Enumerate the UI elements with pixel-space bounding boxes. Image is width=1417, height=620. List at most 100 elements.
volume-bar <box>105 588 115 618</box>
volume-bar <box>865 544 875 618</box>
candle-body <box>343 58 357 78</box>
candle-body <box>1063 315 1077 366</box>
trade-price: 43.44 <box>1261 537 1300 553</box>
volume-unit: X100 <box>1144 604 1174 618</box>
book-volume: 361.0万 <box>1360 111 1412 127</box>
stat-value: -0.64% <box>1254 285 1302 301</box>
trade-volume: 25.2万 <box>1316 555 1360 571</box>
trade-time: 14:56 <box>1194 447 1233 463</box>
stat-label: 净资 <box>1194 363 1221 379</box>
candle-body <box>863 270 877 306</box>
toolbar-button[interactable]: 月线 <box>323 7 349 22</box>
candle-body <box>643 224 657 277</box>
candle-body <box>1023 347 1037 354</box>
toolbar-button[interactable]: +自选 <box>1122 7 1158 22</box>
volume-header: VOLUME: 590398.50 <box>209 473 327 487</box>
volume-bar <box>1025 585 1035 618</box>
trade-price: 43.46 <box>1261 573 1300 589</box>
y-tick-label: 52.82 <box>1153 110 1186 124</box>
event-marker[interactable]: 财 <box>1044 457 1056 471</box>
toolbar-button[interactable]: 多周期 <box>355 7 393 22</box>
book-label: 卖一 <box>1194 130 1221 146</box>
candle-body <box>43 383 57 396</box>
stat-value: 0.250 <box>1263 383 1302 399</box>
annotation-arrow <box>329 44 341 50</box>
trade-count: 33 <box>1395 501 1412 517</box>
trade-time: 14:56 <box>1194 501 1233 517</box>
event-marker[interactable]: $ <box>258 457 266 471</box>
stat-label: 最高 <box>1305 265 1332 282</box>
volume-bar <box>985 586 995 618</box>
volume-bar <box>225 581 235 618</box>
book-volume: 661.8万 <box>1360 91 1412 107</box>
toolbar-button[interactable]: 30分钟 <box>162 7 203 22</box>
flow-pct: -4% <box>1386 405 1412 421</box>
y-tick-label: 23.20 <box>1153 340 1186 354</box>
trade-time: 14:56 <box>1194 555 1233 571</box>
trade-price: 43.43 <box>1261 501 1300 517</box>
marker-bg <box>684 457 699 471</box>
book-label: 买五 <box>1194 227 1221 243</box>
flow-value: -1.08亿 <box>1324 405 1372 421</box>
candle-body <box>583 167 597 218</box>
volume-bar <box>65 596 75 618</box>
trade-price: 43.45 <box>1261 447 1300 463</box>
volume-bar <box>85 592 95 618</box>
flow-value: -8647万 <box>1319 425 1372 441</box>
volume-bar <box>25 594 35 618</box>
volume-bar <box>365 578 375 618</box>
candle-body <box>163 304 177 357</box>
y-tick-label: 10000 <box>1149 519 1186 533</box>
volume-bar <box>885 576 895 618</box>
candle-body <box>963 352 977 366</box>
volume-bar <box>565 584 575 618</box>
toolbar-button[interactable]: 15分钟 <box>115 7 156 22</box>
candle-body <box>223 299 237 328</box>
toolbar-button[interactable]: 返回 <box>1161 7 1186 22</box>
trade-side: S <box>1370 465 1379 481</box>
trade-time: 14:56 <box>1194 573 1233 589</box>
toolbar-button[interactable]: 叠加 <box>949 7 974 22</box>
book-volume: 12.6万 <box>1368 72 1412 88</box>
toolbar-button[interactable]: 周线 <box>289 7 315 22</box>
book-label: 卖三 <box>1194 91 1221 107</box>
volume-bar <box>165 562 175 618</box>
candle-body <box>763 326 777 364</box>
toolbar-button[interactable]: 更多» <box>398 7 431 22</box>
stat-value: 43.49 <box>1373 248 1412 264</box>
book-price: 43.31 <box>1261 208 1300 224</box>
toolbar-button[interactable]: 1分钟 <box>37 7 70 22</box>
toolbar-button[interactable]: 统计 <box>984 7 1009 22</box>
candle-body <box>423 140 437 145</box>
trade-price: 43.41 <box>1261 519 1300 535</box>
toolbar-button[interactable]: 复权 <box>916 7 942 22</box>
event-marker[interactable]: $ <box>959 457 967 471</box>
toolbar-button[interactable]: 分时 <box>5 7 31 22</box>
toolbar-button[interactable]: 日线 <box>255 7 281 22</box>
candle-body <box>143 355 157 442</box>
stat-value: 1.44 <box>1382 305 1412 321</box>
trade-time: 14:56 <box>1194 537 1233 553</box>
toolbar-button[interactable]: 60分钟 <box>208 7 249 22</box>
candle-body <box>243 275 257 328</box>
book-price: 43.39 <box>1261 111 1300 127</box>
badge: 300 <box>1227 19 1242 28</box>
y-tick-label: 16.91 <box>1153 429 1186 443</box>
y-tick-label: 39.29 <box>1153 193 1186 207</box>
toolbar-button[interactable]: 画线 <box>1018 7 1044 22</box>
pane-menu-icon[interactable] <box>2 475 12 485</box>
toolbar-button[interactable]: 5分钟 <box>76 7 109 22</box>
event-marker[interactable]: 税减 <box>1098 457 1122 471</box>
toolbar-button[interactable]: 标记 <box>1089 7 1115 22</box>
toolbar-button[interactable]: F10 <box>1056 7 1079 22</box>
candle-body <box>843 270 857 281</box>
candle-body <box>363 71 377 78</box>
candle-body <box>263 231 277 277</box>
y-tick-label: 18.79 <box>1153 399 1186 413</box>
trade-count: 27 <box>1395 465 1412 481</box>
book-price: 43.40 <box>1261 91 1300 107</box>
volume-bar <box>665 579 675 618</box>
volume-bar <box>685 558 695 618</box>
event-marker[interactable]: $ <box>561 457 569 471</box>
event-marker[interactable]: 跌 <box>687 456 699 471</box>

================

Write out the lines above as a numbered list, omitting any blank lines.

RESPONSE TO THE EXERCISE:
1. Enumerate the UI elements with pixel-space bounding boxes. Image is width=1417, height=620. List at most 100 elements.
2. volume-bar <box>105 588 115 618</box>
3. volume-bar <box>865 544 875 618</box>
4. candle-body <box>343 58 357 78</box>
5. candle-body <box>1063 315 1077 366</box>
6. trade-price: 43.44 <box>1261 537 1300 553</box>
7. volume-unit: X100 <box>1144 604 1174 618</box>
8. book-volume: 361.0万 <box>1360 111 1412 127</box>
9. stat-value: -0.64% <box>1254 285 1302 301</box>
10. trade-volume: 25.2万 <box>1316 555 1360 571</box>
11. trade-time: 14:56 <box>1194 447 1233 463</box>
12. stat-label: 净资 <box>1194 363 1221 379</box>
13. candle-body <box>863 270 877 306</box>
14. toolbar-button[interactable]: 月线 <box>323 7 349 22</box>
15. candle-body <box>643 224 657 277</box>
16. candle-body <box>1023 347 1037 354</box>
17. toolbar-button[interactable]: +自选 <box>1122 7 1158 22</box>
18. volume-header: VOLUME: 590398.50 <box>209 473 327 487</box>
19. volume-bar <box>1025 585 1035 618</box>
20. trade-price: 43.46 <box>1261 573 1300 589</box>
21. y-tick-label: 52.82 <box>1153 110 1186 124</box>
22. event-marker[interactable]: 财 <box>1044 457 1056 471</box>
23. toolbar-button[interactable]: 多周期 <box>355 7 393 22</box>
24. book-label: 卖一 <box>1194 130 1221 146</box>
25. candle-body <box>43 383 57 396</box>
26. stat-value: 0.250 <box>1263 383 1302 399</box>
27. annotation-arrow <box>329 44 341 50</box>
28. trade-count: 33 <box>1395 501 1412 517</box>
29. trade-time: 14:56 <box>1194 501 1233 517</box>
30. event-marker[interactable]: $ <box>258 457 266 471</box>
31. stat-label: 最高 <box>1305 265 1332 282</box>
32. volume-bar <box>985 586 995 618</box>
33. volume-bar <box>225 581 235 618</box>
34. book-volume: 661.8万 <box>1360 91 1412 107</box>
35. toolbar-button[interactable]: 30分钟 <box>162 7 203 22</box>
36. flow-pct: -4% <box>1386 405 1412 421</box>
37. y-tick-label: 23.20 <box>1153 340 1186 354</box>
38. trade-time: 14:56 <box>1194 555 1233 571</box>
39. trade-price: 43.43 <box>1261 501 1300 517</box>
40. marker-bg <box>684 457 699 471</box>
41. book-label: 买五 <box>1194 227 1221 243</box>
42. flow-value: -1.08亿 <box>1324 405 1372 421</box>
43. candle-body <box>583 167 597 218</box>
44. volume-bar <box>65 596 75 618</box>
45. trade-price: 43.45 <box>1261 447 1300 463</box>
46. volume-bar <box>85 592 95 618</box>
47. flow-value: -8647万 <box>1319 425 1372 441</box>
48. volume-bar <box>25 594 35 618</box>
49. volume-bar <box>365 578 375 618</box>
50. candle-body <box>163 304 177 357</box>
51. y-tick-label: 10000 <box>1149 519 1186 533</box>
52. volume-bar <box>885 576 895 618</box>
53. candle-body <box>963 352 977 366</box>
54. volume-bar <box>565 584 575 618</box>
55. toolbar-button[interactable]: 15分钟 <box>115 7 156 22</box>
56. candle-body <box>223 299 237 328</box>
57. toolbar-button[interactable]: 返回 <box>1161 7 1186 22</box>
58. trade-side: S <box>1370 465 1379 481</box>
59. trade-time: 14:56 <box>1194 573 1233 589</box>
60. toolbar-button[interactable]: 叠加 <box>949 7 974 22</box>
61. book-volume: 12.6万 <box>1368 72 1412 88</box>
62. toolbar-button[interactable]: 周线 <box>289 7 315 22</box>
63. book-label: 卖三 <box>1194 91 1221 107</box>
64. volume-bar <box>165 562 175 618</box>
65. candle-body <box>763 326 777 364</box>
66. toolbar-button[interactable]: 更多» <box>398 7 431 22</box>
67. stat-value: 43.49 <box>1373 248 1412 264</box>
68. book-price: 43.31 <box>1261 208 1300 224</box>
69. toolbar-button[interactable]: 1分钟 <box>37 7 70 22</box>
70. toolbar-button[interactable]: 统计 <box>984 7 1009 22</box>
71. candle-body <box>423 140 437 145</box>
72. trade-price: 43.41 <box>1261 519 1300 535</box>
73. toolbar-button[interactable]: 复权 <box>916 7 942 22</box>
74. event-marker[interactable]: $ <box>959 457 967 471</box>
75. toolbar-button[interactable]: 分时 <box>5 7 31 22</box>
76. toolbar-button[interactable]: 日线 <box>255 7 281 22</box>
77. candle-body <box>143 355 157 442</box>
78. stat-value: 1.44 <box>1382 305 1412 321</box>
79. trade-time: 14:56 <box>1194 537 1233 553</box>
80. toolbar-button[interactable]: 60分钟 <box>208 7 249 22</box>
81. candle-body <box>243 275 257 328</box>
82. book-price: 43.39 <box>1261 111 1300 127</box>
83. badge: 300 <box>1227 19 1242 28</box>
84. y-tick-label: 16.91 <box>1153 429 1186 443</box>
85. y-tick-label: 39.29 <box>1153 193 1186 207</box>
86. toolbar-button[interactable]: 画线 <box>1018 7 1044 22</box>
87. pane-menu-icon[interactable] <box>2 475 12 485</box>
88. toolbar-button[interactable]: 5分钟 <box>76 7 109 22</box>
89. event-marker[interactable]: 税减 <box>1098 457 1122 471</box>
90. toolbar-button[interactable]: 标记 <box>1089 7 1115 22</box>
91. toolbar-button[interactable]: F10 <box>1056 7 1079 22</box>
92. candle-body <box>843 270 857 281</box>
93. candle-body <box>363 71 377 78</box>
94. candle-body <box>263 231 277 277</box>
95. y-tick-label: 18.79 <box>1153 399 1186 413</box>
96. trade-count: 27 <box>1395 465 1412 481</box>
97. book-price: 43.40 <box>1261 91 1300 107</box>
98. volume-bar <box>665 579 675 618</box>
99. volume-bar <box>685 558 695 618</box>
100. event-marker[interactable]: $ <box>561 457 569 471</box>
101. event-marker[interactable]: 跌 <box>687 456 699 471</box>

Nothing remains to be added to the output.